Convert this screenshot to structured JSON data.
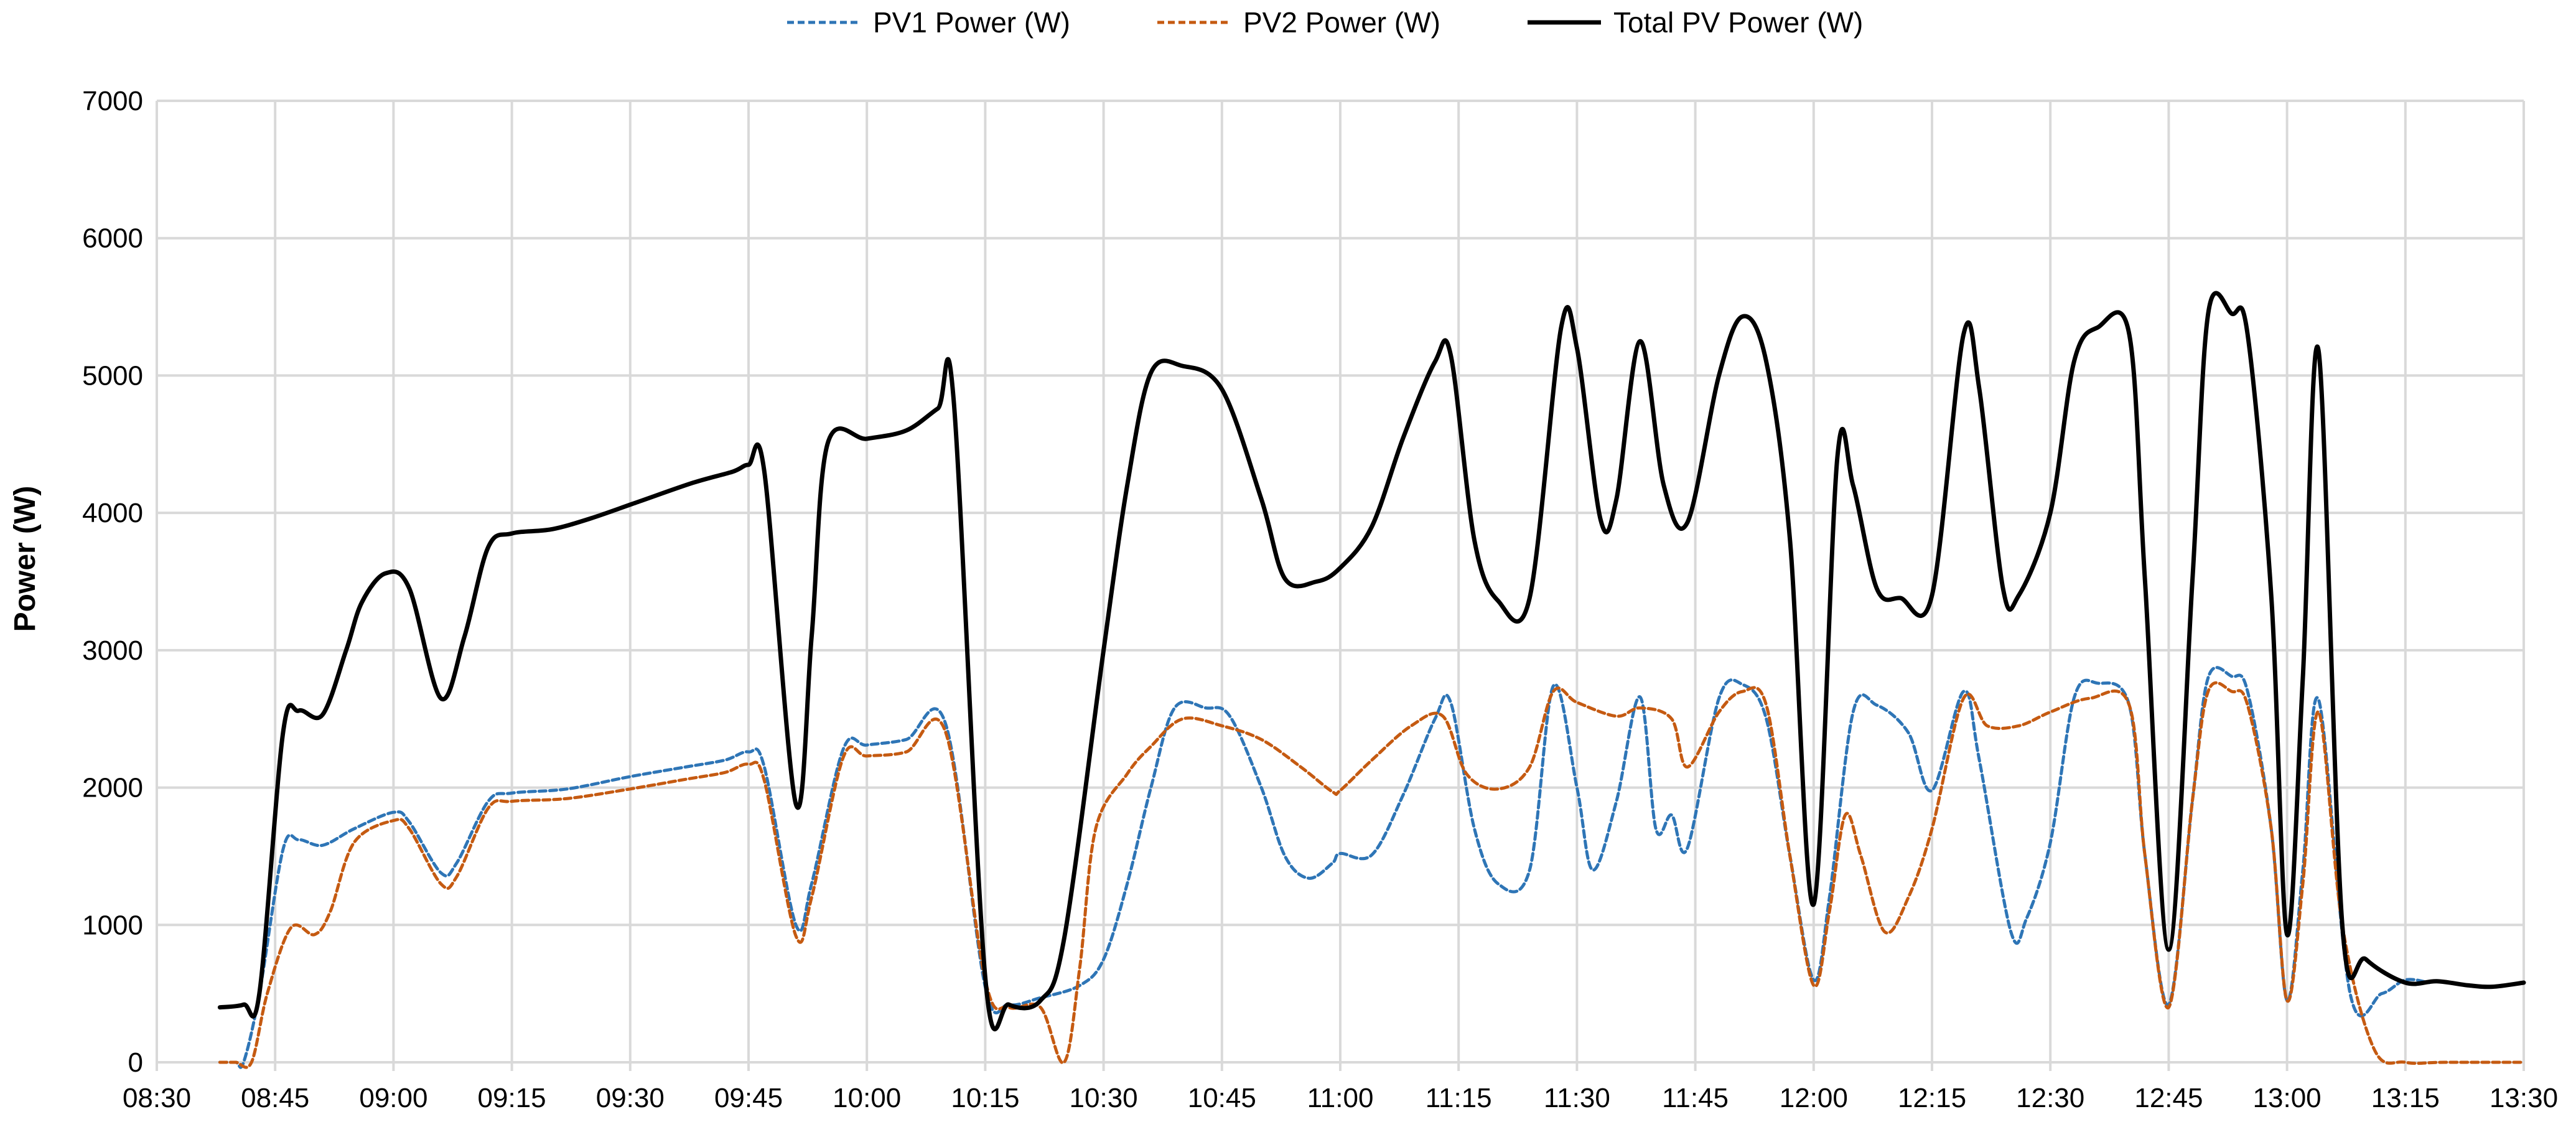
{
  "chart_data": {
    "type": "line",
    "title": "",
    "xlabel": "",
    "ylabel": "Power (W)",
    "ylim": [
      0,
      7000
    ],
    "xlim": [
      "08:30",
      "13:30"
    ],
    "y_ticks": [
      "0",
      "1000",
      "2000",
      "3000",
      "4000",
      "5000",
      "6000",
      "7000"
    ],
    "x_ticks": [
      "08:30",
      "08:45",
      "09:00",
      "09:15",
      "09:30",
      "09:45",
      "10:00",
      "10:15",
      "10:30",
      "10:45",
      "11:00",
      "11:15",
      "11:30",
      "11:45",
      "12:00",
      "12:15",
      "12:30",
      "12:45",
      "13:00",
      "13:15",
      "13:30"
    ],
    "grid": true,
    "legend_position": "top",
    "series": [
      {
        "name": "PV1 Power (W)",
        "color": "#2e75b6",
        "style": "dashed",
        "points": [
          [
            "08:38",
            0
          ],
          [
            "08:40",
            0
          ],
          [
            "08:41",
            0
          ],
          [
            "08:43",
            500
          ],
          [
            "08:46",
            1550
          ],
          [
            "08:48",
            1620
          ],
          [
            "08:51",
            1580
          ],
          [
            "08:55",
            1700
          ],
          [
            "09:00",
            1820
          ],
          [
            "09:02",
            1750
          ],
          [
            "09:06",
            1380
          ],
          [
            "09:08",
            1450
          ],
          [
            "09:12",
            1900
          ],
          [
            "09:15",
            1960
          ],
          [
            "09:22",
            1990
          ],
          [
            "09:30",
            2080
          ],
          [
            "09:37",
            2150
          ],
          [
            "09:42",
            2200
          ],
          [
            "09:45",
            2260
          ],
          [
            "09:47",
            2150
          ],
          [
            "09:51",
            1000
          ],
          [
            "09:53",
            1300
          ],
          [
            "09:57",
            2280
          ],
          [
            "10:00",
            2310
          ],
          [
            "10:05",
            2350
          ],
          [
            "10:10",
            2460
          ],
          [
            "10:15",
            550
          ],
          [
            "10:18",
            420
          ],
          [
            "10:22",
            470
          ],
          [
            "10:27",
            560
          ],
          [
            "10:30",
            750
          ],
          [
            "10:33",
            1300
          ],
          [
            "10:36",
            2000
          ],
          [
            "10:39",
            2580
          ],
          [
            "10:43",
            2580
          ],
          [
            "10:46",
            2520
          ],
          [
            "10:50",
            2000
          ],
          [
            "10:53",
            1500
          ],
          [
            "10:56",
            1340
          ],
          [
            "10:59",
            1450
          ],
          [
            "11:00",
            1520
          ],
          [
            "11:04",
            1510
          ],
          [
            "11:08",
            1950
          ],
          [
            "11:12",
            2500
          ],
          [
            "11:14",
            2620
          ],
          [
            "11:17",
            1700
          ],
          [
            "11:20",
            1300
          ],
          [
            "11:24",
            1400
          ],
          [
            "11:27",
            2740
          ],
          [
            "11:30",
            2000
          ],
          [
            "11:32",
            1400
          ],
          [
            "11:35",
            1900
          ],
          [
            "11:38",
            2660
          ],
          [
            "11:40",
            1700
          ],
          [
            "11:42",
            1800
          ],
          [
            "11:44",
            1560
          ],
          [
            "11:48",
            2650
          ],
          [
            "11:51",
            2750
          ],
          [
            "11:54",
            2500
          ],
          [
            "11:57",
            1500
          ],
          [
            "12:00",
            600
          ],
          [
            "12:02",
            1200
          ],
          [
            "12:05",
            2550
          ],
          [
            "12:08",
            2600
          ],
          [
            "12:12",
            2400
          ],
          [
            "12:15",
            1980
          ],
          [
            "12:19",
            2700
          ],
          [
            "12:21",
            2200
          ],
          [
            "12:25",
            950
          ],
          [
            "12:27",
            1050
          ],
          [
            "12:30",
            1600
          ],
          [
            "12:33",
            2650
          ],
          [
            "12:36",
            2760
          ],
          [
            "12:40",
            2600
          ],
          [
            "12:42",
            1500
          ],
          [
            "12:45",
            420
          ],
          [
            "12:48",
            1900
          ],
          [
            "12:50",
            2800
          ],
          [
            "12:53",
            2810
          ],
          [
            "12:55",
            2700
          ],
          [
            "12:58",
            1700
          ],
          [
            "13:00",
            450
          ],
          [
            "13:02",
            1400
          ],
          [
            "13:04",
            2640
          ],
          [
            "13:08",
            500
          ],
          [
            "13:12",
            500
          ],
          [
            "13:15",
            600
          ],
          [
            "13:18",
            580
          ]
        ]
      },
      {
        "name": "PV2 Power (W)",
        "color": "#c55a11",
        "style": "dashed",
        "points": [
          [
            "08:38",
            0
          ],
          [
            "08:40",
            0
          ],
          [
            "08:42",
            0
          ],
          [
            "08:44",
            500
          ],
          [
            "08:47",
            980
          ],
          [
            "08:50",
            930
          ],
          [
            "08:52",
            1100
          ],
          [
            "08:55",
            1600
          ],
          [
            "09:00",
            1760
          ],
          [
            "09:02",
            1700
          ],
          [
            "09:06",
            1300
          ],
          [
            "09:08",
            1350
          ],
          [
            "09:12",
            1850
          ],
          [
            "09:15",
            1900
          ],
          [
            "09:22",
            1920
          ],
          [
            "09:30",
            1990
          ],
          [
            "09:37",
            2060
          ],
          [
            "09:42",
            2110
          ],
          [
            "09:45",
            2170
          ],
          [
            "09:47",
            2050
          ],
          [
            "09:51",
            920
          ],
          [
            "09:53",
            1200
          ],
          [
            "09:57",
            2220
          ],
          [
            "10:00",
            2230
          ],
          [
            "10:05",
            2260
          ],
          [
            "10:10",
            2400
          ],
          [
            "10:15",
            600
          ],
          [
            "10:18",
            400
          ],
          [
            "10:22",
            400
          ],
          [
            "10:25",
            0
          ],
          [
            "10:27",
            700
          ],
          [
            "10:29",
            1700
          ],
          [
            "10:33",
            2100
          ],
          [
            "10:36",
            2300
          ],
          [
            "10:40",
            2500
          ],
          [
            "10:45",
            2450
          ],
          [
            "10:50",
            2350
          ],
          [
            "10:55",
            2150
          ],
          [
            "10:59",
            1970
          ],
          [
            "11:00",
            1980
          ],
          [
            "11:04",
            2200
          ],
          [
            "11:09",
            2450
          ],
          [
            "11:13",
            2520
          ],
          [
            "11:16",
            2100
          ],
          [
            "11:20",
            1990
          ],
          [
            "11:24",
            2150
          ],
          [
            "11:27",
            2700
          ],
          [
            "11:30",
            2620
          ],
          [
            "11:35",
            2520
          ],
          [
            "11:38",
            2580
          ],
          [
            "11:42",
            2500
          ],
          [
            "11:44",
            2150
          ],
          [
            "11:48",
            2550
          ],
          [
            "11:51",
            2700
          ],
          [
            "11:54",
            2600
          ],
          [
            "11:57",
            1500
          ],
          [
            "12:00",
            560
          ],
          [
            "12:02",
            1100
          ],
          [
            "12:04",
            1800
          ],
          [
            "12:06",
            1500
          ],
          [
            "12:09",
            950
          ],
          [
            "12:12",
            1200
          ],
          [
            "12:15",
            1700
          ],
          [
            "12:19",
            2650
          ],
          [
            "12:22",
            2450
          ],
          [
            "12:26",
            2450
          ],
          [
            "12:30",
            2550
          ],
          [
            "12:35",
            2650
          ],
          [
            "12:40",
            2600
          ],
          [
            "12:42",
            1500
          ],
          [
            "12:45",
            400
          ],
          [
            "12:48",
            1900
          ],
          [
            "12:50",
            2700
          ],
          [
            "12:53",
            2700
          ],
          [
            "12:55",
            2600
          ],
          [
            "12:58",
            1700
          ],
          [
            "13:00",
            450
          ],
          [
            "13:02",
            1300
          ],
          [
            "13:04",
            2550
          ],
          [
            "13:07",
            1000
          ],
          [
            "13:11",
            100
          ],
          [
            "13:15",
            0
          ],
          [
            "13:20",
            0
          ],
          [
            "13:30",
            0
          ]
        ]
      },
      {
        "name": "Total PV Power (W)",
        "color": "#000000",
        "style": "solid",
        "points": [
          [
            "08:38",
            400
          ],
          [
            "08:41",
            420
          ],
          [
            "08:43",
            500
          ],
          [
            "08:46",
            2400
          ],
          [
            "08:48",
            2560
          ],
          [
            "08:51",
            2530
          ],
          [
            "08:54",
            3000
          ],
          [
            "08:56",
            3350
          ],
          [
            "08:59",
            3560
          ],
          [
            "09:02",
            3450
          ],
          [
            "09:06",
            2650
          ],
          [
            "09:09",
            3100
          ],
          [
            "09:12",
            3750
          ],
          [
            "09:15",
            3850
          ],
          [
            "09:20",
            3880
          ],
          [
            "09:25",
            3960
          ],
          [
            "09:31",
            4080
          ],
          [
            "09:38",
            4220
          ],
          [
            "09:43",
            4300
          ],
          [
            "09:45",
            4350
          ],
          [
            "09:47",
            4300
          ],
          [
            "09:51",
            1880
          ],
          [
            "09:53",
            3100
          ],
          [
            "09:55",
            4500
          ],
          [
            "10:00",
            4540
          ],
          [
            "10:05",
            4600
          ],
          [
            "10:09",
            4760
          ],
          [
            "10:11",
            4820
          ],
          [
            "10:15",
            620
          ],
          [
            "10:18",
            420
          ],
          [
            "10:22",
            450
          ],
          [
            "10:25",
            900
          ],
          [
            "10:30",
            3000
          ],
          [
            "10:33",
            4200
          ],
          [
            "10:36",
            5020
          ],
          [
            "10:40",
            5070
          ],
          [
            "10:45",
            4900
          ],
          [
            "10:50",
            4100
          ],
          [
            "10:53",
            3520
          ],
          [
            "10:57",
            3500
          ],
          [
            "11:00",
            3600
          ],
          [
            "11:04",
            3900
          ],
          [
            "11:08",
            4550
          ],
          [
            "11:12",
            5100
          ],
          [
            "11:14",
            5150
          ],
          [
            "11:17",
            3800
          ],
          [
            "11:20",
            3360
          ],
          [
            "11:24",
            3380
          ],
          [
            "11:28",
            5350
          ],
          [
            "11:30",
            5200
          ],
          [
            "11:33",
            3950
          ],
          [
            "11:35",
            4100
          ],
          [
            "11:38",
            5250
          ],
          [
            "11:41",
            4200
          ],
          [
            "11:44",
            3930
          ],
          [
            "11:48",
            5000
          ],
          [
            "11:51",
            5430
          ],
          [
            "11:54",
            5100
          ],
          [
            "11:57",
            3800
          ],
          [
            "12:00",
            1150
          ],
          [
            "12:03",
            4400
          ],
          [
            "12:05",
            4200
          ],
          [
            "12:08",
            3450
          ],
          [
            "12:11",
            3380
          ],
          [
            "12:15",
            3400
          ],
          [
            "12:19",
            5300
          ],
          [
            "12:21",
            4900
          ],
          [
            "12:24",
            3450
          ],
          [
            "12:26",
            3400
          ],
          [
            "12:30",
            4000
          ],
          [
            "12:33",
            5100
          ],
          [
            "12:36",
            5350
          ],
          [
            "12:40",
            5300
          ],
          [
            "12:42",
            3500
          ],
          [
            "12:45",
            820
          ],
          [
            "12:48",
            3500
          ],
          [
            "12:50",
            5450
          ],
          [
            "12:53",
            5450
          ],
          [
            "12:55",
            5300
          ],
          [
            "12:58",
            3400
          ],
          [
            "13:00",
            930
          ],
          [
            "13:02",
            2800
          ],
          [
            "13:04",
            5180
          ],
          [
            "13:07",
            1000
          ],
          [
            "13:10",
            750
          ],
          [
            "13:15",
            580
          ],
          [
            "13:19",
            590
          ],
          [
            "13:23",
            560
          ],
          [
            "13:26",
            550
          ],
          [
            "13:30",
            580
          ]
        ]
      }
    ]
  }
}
———
Exercise aim:
From the material given, work out how many lines hold the string "color"; state that number and nothing further.

Task response:
3